- **Aufgabe**: Bearbeite die Daten von der Zeile mit "Patent image size: (1020, 1188)." bis zur Zeile mit "The first hole 11 is at (512, 880).": Gib diese Zeilen erneut aus, ersetze dabei "rope drive" durch "cable drive" und lass alles andere unverändert.

- **Aufgeführte Daten**:
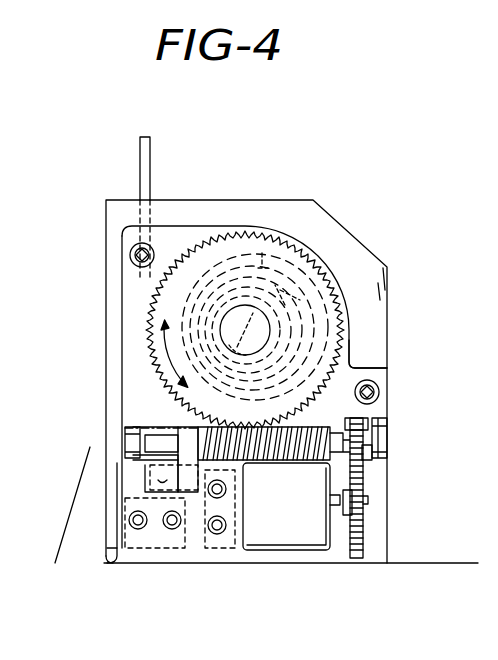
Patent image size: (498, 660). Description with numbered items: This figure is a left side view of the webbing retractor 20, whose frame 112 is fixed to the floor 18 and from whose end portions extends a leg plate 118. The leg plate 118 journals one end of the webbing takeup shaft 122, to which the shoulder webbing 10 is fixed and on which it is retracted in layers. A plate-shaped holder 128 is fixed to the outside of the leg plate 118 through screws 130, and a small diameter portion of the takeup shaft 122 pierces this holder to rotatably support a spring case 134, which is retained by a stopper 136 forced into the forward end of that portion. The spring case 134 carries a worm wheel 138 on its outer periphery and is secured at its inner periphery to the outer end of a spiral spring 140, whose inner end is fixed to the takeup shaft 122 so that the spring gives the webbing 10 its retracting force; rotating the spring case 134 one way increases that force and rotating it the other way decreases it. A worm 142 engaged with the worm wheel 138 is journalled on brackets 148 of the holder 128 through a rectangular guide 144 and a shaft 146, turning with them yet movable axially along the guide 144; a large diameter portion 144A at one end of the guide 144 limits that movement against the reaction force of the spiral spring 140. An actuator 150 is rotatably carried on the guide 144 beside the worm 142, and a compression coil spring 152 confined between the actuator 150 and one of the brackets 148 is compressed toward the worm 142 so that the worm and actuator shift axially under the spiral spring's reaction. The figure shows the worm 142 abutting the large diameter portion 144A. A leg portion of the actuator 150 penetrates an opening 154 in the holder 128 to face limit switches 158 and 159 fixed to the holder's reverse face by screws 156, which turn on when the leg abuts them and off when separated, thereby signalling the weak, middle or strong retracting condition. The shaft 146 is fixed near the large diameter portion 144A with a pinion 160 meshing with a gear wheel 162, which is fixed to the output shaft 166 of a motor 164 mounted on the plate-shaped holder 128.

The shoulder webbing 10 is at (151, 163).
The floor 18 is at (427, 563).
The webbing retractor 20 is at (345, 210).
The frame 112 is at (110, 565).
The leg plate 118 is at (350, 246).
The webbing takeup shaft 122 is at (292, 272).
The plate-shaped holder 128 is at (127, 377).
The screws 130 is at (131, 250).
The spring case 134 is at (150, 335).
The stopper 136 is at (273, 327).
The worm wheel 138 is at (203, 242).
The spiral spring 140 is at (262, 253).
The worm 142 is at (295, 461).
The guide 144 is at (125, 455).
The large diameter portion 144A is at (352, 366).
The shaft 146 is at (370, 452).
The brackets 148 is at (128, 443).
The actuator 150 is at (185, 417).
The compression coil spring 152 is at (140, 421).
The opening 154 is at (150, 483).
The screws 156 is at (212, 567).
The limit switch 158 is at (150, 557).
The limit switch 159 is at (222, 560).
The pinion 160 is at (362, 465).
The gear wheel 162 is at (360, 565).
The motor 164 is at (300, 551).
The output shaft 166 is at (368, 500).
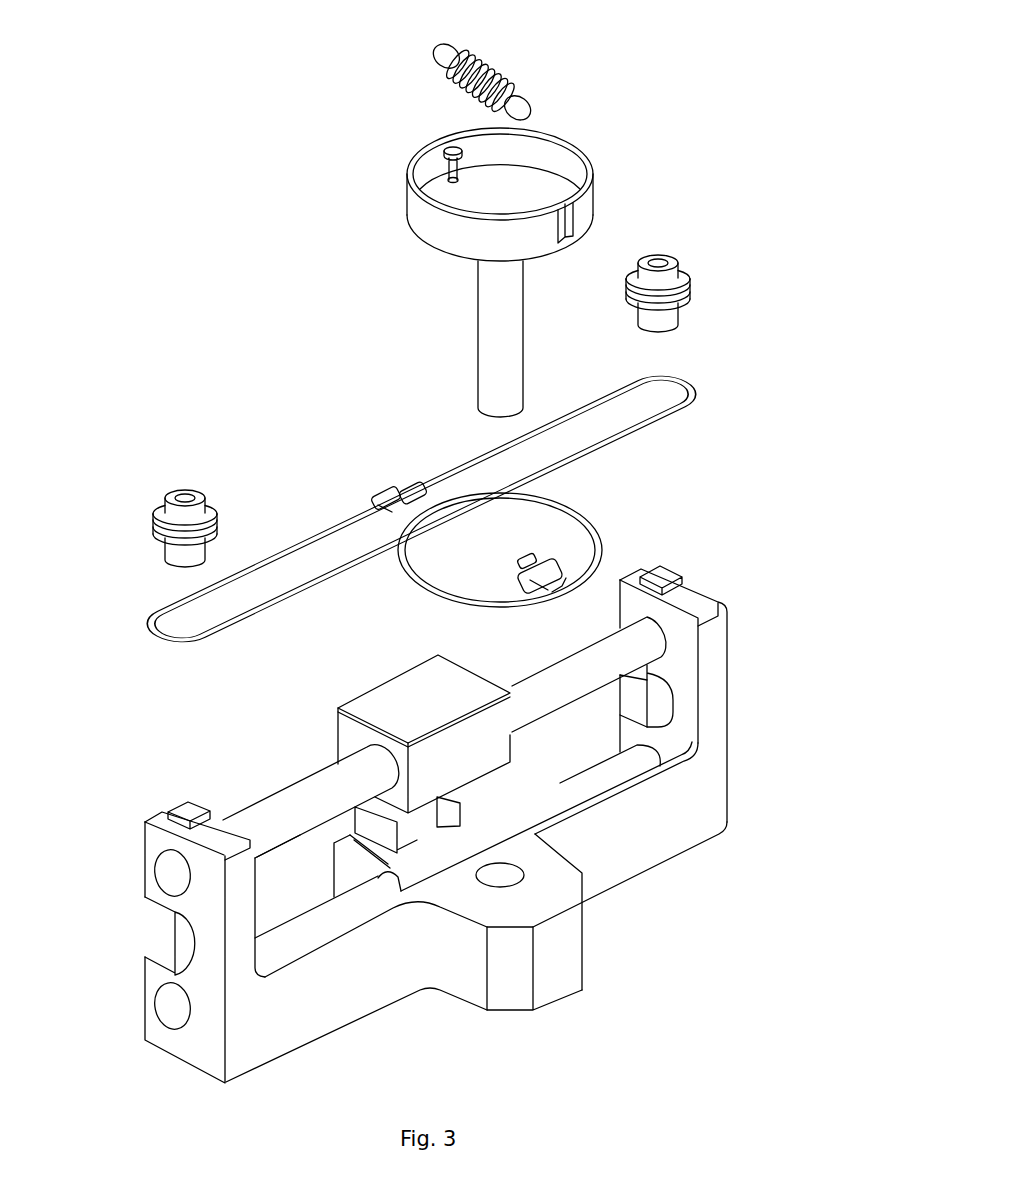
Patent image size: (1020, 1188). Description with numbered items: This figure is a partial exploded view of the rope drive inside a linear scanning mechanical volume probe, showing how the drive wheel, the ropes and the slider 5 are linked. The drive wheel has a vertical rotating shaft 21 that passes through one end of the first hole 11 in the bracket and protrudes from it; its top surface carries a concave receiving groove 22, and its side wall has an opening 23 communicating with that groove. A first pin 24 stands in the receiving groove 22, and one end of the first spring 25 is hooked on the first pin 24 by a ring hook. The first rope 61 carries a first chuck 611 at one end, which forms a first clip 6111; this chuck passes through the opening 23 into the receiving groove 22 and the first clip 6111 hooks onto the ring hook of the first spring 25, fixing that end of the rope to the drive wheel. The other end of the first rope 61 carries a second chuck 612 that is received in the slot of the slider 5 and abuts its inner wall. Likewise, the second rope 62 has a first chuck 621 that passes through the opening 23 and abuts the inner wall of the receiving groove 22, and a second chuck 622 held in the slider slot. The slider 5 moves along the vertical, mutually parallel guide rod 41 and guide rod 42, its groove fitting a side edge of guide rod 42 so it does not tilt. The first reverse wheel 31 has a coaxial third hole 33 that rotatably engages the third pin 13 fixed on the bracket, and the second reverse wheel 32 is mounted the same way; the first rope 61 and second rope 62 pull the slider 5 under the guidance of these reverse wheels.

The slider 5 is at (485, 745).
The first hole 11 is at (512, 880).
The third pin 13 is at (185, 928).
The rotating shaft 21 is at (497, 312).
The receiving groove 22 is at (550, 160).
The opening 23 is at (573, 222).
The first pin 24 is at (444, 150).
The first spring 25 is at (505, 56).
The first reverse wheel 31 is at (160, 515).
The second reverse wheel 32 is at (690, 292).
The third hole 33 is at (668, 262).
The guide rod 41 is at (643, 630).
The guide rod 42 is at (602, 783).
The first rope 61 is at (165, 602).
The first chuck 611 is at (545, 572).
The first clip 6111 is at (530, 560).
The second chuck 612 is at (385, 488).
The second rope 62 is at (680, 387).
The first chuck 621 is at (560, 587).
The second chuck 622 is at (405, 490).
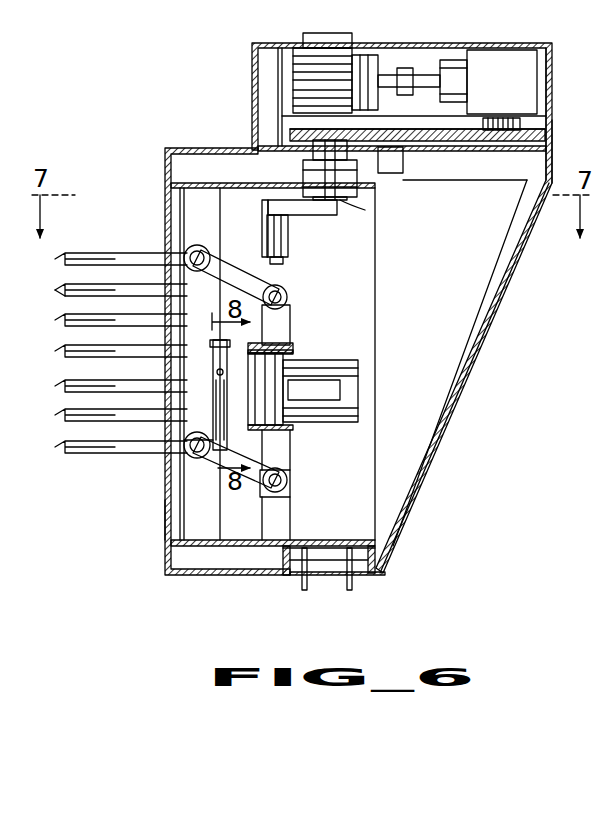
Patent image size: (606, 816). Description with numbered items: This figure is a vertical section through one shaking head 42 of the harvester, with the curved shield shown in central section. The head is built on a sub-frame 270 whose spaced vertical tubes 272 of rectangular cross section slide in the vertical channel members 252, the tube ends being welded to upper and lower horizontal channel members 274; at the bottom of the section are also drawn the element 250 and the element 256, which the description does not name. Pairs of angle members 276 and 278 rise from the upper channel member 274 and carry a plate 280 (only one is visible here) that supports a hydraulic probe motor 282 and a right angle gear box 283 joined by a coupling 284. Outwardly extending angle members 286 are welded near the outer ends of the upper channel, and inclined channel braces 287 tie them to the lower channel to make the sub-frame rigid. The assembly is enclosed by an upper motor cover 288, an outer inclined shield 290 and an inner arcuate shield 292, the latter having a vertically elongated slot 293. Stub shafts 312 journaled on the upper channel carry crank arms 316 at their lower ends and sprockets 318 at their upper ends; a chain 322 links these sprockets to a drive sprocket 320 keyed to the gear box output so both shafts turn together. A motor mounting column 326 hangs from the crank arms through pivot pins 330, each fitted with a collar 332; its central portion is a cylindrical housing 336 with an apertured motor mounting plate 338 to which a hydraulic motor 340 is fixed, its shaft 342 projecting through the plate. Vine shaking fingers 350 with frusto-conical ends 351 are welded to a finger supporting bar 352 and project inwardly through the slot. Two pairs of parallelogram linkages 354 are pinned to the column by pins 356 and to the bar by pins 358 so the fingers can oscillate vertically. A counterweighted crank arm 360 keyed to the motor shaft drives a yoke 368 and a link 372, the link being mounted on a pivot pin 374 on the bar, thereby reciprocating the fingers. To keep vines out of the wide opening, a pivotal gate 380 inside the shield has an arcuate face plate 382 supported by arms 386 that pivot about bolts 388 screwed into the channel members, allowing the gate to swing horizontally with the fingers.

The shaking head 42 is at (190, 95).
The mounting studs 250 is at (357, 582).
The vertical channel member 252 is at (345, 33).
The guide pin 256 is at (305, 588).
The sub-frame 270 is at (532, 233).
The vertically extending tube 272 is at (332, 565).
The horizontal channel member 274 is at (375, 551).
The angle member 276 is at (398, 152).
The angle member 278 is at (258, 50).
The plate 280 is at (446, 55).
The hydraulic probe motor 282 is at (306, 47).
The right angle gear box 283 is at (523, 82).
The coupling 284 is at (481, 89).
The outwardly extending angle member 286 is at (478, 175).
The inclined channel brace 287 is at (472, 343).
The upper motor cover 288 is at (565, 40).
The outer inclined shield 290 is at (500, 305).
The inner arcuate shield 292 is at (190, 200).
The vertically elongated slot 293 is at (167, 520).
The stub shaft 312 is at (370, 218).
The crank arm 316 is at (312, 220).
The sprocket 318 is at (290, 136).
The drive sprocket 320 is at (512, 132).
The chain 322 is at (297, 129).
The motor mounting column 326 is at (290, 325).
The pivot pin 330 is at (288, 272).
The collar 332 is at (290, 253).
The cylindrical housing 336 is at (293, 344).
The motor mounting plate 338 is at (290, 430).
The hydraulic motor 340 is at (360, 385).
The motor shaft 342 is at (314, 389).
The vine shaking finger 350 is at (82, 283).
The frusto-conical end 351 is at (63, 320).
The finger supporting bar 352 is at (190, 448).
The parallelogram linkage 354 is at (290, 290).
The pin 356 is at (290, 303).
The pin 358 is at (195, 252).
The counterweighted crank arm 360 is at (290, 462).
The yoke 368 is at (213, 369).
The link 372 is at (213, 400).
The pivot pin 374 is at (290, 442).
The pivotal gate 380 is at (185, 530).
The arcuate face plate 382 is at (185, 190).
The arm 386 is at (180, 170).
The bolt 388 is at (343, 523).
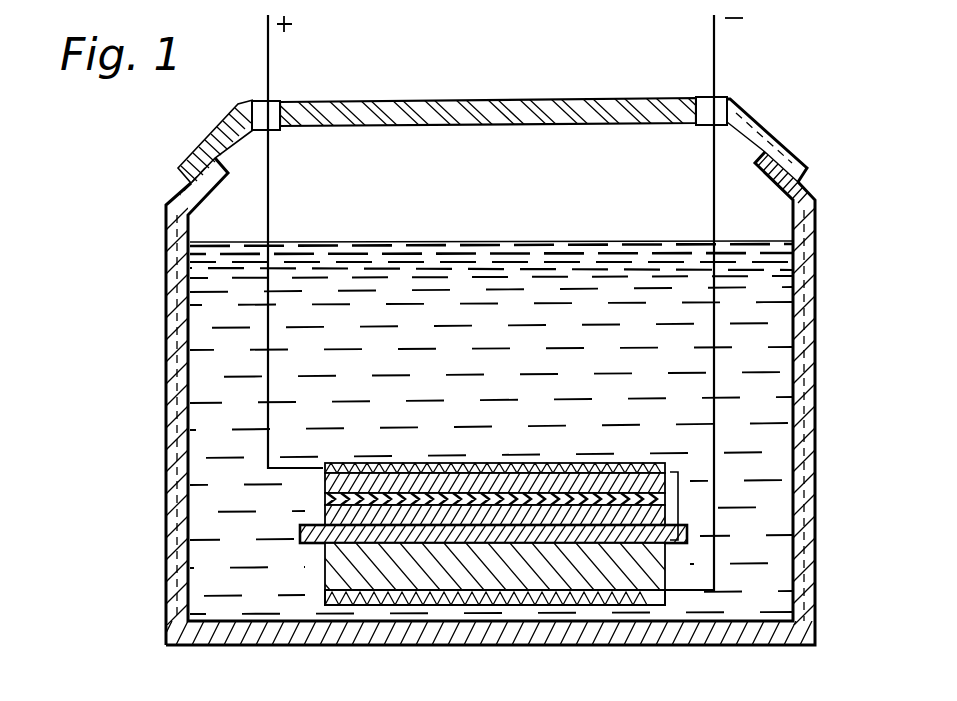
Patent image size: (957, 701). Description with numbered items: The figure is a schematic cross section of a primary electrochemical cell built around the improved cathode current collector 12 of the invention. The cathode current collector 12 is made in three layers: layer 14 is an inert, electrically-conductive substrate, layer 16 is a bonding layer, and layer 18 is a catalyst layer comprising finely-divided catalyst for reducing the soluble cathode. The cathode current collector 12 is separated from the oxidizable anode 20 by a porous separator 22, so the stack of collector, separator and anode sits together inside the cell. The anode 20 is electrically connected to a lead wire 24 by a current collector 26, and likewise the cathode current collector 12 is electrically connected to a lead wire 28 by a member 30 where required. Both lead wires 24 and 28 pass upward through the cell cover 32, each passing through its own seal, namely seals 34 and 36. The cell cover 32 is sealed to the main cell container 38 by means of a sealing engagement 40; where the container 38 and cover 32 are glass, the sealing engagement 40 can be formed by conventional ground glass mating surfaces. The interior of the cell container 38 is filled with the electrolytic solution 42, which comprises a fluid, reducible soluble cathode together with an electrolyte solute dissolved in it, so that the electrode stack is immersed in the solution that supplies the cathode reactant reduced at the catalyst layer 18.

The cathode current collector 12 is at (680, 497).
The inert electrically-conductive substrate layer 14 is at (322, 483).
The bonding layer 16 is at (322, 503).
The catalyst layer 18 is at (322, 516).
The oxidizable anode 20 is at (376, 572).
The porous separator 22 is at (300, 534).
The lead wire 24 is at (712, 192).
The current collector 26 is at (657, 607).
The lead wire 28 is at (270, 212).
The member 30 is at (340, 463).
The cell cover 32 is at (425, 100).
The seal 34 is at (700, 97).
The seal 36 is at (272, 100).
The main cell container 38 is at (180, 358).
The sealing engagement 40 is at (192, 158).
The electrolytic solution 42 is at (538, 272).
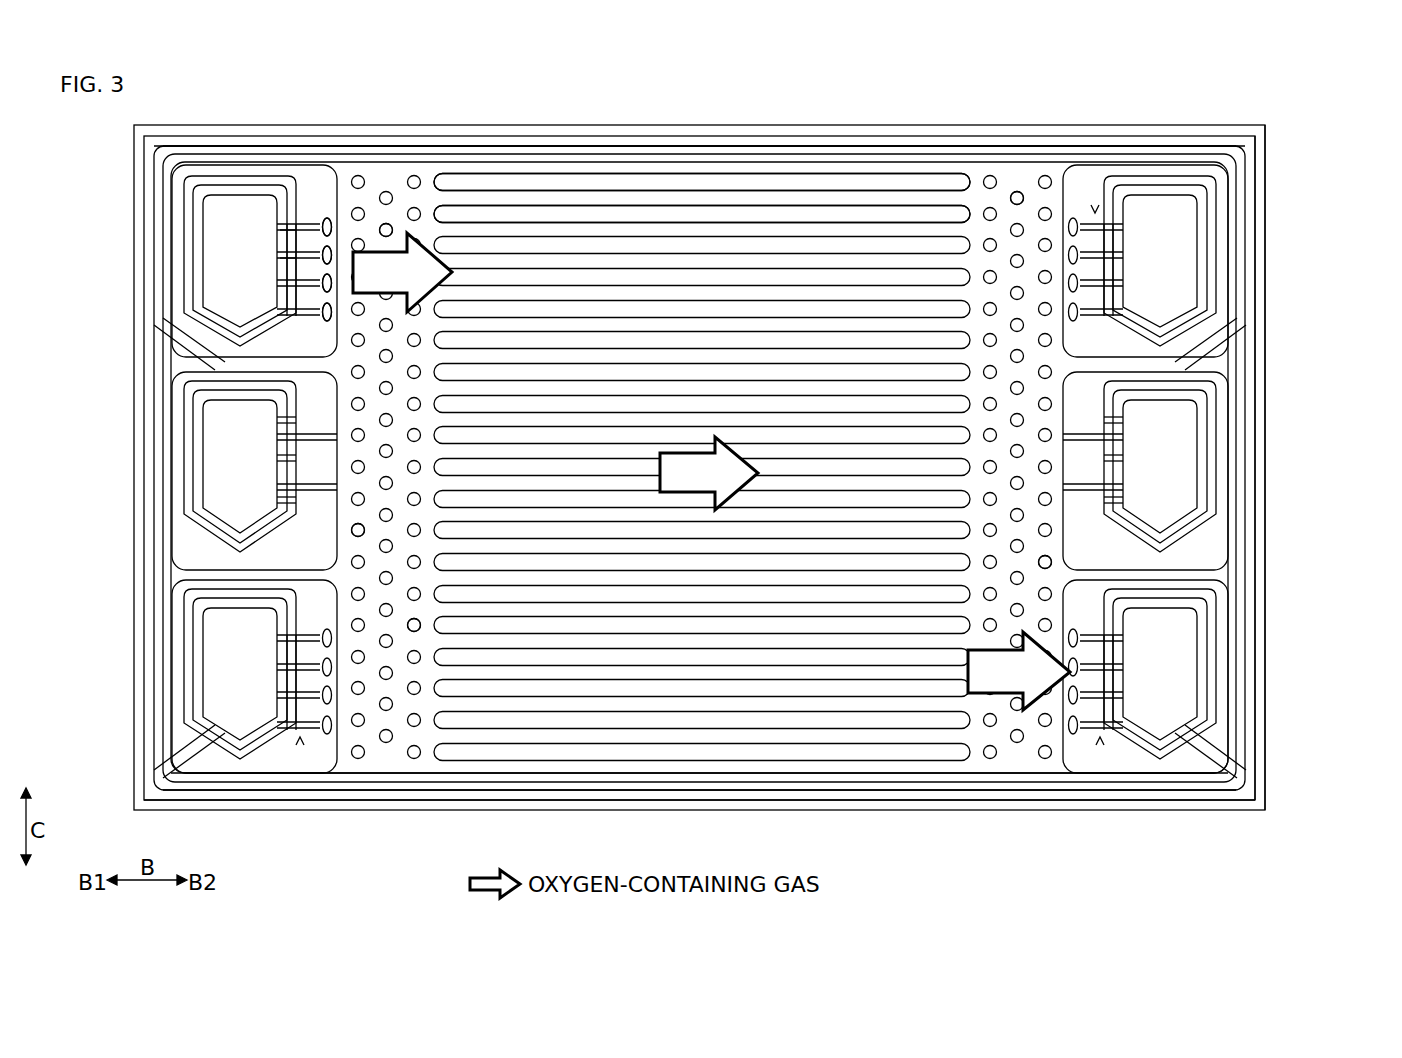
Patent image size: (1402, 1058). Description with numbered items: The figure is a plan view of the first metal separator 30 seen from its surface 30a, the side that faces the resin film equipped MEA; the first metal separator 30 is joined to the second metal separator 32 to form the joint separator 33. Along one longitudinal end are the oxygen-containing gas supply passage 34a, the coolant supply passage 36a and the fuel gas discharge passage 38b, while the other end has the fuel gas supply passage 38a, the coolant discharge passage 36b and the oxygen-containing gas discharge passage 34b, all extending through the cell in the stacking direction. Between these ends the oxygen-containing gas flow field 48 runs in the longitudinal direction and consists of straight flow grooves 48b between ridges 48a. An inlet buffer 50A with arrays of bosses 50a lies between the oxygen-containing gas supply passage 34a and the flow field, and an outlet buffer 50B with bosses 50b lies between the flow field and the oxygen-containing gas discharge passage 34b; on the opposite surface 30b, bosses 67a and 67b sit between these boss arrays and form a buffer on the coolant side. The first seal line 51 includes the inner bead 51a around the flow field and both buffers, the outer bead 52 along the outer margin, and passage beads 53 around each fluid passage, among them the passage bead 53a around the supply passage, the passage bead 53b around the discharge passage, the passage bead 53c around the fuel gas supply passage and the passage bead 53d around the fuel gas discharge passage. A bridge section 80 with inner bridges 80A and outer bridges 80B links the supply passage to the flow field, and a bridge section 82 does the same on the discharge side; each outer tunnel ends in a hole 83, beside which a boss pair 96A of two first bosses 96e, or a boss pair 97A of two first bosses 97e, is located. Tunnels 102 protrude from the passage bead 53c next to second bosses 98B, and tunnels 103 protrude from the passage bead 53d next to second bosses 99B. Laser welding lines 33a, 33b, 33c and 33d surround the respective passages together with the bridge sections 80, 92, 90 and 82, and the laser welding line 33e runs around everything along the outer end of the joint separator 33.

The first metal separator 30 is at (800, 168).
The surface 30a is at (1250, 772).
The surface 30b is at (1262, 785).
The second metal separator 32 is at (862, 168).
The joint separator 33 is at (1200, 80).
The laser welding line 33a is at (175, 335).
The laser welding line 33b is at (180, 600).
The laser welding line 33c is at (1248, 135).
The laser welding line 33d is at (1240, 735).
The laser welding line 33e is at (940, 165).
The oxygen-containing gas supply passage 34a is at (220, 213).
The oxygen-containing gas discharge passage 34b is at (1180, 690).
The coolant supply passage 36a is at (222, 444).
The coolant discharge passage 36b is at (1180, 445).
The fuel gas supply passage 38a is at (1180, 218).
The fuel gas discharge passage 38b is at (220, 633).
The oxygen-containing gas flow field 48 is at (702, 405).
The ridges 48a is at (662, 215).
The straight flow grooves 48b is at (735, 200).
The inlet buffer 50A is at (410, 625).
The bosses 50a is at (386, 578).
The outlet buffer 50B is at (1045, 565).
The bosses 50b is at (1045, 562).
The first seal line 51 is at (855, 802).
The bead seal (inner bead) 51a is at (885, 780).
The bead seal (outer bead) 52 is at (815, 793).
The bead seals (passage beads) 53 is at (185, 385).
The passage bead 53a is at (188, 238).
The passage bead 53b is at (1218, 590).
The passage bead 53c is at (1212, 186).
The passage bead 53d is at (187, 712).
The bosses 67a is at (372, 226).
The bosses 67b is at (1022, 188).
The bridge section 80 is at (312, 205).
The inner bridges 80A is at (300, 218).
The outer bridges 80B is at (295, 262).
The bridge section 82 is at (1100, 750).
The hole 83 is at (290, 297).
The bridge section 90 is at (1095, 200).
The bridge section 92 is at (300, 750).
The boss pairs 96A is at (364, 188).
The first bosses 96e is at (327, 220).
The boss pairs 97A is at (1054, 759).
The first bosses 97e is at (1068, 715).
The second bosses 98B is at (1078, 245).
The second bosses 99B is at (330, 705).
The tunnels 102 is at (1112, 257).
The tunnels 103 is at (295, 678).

- **Ergebnis**:
Patent image size: (1020, 1188). Description with numbered items: This figure is a partial exploded view of the cable drive inside a linear scanning mechanical volume probe, showing how the drive wheel, the ropes and the slider 5 are linked. The drive wheel has a vertical rotating shaft 21 that passes through one end of the first hole 11 in the bracket and protrudes from it; its top surface carries a concave receiving groove 22, and its side wall has an opening 23 communicating with that groove. A first pin 24 stands in the receiving groove 22, and one end of the first spring 25 is hooked on the first pin 24 by a ring hook. The first rope 61 carries a first chuck 611 at one end, which forms a first clip 6111; this chuck passes through the opening 23 into the receiving groove 22 and the first clip 6111 hooks onto the ring hook of the first spring 25, fixing that end of the rope to the drive wheel. The other end of the first rope 61 carries a second chuck 612 that is received in the slot of the slider 5 and abuts its inner wall. Likewise, the second rope 62 has a first chuck 621 that passes through the opening 23 and abuts the inner wall of the receiving groove 22, and a second chuck 622 held in the slider slot. The slider 5 moves along the vertical, mutually parallel guide rod 41 and guide rod 42, its groove fitting a side edge of guide rod 42 so it does not tilt. The first reverse wheel 31 has a coaxial third hole 33 that rotatably engages the third pin 13 fixed on the bracket, and the second reverse wheel 32 is mounted the same way; the first rope 61 and second rope 62 pull the slider 5 under the guidance of these reverse wheels.

The slider 5 is at (485, 745).
The first hole 11 is at (512, 880).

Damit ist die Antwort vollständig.